Return a copy of every line in the records that includes the word "round".

**Available records**.
****
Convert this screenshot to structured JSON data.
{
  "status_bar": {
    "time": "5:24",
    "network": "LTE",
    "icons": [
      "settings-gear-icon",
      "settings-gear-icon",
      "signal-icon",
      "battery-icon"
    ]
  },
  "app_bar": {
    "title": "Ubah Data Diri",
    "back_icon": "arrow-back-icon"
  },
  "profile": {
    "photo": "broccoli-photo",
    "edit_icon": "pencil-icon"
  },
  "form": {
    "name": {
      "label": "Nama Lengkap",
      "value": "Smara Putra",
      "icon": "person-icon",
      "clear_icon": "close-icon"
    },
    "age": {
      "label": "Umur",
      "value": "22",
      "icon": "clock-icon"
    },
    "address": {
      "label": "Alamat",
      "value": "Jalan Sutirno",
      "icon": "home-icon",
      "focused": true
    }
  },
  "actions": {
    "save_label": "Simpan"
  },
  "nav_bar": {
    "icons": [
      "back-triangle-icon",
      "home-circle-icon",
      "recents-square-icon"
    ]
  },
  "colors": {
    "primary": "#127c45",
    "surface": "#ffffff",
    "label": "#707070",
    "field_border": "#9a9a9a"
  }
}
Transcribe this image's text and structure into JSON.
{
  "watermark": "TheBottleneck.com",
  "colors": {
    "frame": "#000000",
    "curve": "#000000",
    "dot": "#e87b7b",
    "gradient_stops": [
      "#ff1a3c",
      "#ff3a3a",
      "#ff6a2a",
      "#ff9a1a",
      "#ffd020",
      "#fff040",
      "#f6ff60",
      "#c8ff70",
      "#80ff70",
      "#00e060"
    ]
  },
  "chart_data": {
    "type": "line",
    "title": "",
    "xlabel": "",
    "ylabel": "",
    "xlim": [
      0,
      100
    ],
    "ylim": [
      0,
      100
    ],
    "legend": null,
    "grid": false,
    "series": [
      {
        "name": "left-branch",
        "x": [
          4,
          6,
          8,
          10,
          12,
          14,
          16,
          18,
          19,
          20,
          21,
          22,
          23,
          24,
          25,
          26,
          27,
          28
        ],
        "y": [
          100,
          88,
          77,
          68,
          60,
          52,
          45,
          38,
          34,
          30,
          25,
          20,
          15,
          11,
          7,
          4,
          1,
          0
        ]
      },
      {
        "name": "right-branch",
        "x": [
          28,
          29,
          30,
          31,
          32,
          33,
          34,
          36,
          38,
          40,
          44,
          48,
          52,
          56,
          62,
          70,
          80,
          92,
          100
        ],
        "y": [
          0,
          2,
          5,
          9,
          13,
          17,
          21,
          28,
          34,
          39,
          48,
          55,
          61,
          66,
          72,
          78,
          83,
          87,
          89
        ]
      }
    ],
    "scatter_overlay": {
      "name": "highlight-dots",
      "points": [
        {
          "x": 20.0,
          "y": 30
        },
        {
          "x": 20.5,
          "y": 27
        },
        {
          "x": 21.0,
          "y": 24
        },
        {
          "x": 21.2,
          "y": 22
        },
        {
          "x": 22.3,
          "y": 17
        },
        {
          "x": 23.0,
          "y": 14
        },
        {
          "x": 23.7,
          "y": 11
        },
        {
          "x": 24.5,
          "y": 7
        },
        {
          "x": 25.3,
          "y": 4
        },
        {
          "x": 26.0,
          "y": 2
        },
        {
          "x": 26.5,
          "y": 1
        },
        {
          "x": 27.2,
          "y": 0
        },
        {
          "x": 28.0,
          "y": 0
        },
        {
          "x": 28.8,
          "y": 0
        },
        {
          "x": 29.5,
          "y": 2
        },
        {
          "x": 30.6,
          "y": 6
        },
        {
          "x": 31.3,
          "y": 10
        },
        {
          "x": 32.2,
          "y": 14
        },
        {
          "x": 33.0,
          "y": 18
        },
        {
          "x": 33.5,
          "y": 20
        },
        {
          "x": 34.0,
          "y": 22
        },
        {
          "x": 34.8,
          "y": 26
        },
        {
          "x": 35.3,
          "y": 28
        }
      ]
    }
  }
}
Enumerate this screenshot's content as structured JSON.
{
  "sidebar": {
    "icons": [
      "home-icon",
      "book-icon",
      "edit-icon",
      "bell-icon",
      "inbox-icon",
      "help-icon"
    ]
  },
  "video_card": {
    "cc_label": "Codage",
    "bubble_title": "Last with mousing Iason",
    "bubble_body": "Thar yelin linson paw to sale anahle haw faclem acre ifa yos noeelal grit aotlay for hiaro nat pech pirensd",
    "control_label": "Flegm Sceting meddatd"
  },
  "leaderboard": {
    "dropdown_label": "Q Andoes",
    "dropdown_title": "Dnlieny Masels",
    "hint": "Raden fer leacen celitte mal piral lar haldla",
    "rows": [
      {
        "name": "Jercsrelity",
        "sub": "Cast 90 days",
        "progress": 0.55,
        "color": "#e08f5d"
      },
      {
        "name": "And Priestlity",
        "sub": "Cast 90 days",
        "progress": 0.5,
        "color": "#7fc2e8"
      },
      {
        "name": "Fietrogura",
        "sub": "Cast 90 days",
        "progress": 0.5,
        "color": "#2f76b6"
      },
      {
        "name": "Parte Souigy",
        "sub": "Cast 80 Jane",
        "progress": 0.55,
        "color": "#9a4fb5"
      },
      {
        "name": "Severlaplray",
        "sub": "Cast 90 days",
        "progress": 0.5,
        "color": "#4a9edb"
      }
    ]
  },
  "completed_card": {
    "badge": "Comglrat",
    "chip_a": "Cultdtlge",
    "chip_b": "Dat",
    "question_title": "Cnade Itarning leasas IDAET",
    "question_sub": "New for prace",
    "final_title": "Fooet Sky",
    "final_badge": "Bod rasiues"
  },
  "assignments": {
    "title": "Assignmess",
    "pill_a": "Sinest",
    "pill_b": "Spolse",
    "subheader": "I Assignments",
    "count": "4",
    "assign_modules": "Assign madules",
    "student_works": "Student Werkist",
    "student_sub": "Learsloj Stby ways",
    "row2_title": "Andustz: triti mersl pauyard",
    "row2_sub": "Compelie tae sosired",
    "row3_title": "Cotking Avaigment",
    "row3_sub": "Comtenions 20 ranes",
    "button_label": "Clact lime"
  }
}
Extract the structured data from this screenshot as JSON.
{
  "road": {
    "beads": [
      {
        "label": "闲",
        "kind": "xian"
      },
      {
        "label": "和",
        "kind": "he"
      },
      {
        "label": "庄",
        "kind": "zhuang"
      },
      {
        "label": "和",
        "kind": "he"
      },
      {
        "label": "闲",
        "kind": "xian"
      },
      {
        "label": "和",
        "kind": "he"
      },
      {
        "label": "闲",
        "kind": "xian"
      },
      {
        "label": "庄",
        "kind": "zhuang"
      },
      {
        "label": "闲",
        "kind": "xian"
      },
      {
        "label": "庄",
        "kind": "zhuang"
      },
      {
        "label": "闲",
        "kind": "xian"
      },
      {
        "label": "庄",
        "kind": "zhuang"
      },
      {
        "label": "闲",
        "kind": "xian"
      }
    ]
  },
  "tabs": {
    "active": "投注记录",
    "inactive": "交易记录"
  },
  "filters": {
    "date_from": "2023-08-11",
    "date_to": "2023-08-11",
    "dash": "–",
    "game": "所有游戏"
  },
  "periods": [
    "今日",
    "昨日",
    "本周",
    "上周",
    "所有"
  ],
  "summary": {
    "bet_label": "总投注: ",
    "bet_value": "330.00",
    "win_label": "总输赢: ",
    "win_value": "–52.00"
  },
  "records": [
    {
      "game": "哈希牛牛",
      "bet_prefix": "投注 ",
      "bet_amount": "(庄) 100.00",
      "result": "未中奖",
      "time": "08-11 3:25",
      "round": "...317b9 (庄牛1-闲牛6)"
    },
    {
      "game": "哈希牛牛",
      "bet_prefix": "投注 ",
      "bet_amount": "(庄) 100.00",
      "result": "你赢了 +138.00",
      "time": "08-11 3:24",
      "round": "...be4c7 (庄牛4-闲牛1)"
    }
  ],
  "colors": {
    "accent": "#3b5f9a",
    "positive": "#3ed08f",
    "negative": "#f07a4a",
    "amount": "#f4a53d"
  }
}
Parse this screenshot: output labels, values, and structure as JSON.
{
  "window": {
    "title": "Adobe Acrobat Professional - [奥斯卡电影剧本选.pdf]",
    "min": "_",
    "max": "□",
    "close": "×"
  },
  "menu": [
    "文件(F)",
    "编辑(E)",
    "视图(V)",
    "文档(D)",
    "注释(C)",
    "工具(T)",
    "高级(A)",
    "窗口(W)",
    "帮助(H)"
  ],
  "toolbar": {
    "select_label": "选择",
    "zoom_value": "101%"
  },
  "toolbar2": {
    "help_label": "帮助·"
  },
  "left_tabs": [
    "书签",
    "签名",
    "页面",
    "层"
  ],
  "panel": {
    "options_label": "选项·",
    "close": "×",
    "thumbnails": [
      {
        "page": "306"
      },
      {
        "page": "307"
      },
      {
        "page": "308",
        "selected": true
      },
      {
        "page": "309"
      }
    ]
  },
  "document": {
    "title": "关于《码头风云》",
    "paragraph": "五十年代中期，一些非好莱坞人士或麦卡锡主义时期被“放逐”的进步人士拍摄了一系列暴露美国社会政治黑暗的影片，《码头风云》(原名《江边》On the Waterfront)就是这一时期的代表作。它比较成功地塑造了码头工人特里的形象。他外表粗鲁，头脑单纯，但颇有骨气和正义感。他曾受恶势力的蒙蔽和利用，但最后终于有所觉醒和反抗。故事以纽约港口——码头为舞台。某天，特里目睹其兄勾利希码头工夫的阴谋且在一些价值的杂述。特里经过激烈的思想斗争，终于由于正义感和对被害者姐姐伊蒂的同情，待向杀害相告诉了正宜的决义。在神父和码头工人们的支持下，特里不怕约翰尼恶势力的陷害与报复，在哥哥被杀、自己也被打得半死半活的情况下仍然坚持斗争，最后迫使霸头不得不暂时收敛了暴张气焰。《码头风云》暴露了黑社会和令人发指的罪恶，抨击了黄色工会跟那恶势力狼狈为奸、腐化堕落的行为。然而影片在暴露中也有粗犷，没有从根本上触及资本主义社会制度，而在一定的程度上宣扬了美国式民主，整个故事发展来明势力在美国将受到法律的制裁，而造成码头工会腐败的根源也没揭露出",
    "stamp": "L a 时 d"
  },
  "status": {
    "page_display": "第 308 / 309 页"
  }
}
****
**Finished exercise**.
      "round": "...317b9 (庄牛1-闲牛6)"
      "round": "...be4c7 (庄牛4-闲牛1)"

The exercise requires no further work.